■ **Instructions to follow**
Count how many lines below include the string "Temperature", and give that number without anything else.

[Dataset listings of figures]

═══

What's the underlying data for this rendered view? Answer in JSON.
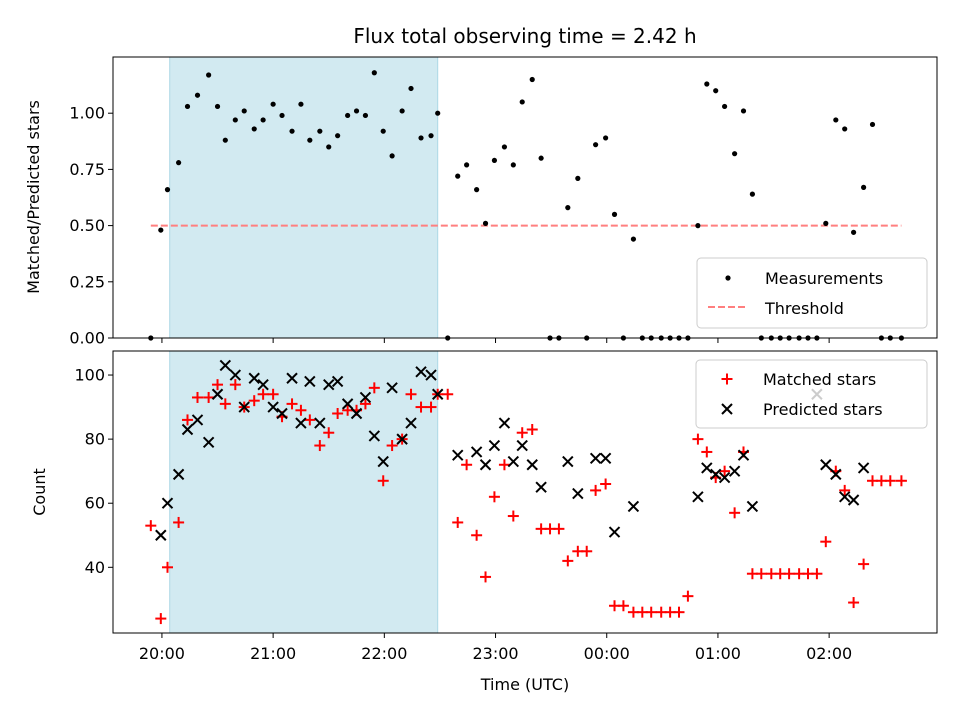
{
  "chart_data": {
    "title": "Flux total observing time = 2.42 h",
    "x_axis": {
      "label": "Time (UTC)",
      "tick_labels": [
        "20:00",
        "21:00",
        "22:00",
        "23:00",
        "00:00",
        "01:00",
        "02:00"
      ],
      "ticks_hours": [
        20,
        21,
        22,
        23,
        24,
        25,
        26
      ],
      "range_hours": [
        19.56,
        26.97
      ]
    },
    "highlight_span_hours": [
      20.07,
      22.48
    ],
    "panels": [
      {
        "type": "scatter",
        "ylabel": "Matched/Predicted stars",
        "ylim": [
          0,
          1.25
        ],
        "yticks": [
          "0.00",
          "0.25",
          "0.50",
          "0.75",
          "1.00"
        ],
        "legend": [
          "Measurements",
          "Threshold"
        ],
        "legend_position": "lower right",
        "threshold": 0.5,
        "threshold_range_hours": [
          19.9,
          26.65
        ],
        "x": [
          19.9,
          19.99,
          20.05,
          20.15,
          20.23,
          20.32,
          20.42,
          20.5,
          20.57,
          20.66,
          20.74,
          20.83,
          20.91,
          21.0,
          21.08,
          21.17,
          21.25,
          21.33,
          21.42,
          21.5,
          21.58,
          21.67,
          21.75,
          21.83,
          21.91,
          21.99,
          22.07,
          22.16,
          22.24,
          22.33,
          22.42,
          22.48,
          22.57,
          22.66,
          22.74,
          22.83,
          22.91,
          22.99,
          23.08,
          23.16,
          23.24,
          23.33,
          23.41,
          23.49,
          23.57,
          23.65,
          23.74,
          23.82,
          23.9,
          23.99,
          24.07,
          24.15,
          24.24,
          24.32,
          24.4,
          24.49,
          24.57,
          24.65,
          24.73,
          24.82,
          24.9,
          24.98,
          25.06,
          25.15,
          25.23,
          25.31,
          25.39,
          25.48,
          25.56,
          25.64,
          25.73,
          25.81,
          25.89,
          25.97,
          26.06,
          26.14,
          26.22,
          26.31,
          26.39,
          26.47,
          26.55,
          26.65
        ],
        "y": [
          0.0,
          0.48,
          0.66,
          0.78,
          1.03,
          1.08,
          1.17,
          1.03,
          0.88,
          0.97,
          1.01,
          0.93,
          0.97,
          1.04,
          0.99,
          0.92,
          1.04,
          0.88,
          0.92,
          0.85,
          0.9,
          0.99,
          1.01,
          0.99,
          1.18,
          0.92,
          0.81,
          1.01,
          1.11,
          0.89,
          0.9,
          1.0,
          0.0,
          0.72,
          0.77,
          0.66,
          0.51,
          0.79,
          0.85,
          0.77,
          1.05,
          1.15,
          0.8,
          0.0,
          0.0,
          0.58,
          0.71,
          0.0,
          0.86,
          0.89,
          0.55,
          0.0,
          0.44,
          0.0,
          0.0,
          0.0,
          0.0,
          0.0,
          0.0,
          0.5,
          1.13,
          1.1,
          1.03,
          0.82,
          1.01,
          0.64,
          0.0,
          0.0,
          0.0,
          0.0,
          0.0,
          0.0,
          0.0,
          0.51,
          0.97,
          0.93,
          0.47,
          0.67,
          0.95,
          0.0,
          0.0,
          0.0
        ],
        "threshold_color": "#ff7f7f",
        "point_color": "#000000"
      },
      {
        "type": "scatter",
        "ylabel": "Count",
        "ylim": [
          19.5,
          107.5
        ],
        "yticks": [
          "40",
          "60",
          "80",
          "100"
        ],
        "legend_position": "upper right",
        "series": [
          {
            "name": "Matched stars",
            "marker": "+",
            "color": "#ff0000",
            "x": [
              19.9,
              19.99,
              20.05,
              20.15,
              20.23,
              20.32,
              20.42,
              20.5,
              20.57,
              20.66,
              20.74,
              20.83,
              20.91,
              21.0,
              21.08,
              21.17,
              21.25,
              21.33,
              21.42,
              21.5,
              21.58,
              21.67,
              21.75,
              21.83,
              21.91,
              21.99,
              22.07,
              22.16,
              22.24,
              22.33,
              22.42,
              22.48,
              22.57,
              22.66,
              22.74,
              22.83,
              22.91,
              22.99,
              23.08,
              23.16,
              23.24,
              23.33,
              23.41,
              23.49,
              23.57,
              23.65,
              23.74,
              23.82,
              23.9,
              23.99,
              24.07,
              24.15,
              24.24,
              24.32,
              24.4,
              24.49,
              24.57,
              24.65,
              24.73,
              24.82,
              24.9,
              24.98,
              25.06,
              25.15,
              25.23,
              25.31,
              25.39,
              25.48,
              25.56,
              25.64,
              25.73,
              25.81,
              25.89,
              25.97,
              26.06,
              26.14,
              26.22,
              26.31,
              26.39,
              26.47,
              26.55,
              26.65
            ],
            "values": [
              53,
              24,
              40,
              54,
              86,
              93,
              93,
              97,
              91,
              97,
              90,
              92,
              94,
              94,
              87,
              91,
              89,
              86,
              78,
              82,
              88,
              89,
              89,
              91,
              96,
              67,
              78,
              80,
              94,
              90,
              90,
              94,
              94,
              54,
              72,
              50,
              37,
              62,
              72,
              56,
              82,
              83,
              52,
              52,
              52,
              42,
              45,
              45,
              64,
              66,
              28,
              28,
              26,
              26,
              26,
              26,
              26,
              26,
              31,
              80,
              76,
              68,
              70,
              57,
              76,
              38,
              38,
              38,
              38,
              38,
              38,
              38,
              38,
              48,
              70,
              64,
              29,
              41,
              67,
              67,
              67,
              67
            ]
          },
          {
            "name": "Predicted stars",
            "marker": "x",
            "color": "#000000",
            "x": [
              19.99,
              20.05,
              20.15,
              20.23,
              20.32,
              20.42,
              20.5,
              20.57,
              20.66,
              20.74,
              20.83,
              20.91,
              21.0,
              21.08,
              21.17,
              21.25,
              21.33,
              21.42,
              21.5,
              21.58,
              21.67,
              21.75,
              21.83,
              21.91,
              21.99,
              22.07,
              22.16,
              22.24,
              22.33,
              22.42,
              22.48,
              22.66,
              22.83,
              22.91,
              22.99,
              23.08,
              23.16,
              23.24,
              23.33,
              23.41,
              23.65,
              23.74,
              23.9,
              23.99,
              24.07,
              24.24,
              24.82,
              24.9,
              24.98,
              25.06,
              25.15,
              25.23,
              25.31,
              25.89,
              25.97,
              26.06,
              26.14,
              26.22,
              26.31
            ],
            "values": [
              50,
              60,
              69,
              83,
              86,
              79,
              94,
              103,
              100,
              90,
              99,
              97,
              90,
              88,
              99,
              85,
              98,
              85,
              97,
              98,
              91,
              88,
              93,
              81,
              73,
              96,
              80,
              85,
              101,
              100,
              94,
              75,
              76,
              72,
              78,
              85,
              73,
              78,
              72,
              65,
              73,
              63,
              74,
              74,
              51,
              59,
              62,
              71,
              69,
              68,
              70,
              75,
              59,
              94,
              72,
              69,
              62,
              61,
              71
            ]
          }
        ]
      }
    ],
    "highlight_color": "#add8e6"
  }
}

═══

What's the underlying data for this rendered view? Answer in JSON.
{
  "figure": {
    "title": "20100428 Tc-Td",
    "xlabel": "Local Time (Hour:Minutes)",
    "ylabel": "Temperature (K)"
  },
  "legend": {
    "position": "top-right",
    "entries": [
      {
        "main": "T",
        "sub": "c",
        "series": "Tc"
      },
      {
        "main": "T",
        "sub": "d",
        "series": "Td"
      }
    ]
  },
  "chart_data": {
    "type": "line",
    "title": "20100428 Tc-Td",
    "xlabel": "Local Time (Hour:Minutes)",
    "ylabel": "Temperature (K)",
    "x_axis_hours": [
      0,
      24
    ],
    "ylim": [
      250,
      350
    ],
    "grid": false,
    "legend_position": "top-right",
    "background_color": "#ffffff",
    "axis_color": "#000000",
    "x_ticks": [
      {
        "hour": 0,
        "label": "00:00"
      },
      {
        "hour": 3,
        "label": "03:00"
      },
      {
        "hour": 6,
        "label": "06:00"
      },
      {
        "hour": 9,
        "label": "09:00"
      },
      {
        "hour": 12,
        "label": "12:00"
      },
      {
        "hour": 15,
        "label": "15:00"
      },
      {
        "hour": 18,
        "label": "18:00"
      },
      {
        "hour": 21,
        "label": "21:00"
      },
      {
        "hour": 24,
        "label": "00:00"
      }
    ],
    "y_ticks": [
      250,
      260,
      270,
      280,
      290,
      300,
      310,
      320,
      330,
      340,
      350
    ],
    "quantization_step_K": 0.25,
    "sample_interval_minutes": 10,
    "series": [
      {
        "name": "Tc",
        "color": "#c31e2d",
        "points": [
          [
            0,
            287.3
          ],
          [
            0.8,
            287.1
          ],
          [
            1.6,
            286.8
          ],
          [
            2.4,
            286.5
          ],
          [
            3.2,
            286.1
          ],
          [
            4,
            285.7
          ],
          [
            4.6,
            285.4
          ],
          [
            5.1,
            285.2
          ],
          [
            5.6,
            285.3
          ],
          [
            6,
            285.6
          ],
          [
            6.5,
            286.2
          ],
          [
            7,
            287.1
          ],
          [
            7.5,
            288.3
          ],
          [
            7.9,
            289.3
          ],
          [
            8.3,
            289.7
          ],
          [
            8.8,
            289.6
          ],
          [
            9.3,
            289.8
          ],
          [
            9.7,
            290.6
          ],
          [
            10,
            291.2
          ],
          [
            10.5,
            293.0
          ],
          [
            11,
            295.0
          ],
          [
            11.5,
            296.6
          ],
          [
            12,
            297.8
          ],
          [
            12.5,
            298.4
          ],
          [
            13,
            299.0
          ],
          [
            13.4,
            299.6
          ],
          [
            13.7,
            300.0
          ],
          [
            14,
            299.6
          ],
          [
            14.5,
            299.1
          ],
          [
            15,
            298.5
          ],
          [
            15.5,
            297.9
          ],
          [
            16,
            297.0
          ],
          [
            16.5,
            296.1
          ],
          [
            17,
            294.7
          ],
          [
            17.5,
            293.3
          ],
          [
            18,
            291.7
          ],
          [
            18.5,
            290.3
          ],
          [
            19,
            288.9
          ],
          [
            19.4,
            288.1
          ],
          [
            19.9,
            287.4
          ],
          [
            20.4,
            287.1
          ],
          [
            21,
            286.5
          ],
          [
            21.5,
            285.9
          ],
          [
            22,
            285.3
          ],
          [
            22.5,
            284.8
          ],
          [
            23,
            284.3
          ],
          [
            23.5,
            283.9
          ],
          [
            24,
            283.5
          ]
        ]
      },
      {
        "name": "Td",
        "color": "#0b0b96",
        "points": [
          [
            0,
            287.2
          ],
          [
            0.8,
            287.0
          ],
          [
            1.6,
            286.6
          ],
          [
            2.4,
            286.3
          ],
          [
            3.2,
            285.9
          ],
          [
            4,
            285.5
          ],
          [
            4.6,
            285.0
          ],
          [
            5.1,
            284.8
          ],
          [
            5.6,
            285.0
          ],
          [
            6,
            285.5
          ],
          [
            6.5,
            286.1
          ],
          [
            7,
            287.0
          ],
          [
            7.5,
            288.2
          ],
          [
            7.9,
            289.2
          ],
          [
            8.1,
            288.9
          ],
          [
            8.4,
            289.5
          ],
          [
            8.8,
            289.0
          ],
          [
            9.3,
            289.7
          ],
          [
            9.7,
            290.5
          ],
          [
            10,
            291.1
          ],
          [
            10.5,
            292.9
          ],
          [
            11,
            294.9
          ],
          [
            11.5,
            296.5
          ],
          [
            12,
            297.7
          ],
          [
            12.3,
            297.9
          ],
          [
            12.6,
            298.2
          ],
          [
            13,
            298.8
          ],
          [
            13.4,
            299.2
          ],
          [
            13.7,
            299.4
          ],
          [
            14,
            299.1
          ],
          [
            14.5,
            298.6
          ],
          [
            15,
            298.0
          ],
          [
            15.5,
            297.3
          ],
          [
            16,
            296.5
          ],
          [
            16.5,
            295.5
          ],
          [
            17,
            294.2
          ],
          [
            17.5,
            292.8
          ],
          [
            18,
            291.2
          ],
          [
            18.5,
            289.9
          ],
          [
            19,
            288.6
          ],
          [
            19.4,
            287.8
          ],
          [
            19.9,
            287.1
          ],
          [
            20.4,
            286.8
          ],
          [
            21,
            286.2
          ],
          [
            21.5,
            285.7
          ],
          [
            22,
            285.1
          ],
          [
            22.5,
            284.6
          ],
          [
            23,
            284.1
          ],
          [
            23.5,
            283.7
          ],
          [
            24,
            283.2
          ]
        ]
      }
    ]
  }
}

═══

■ **Complete response**
2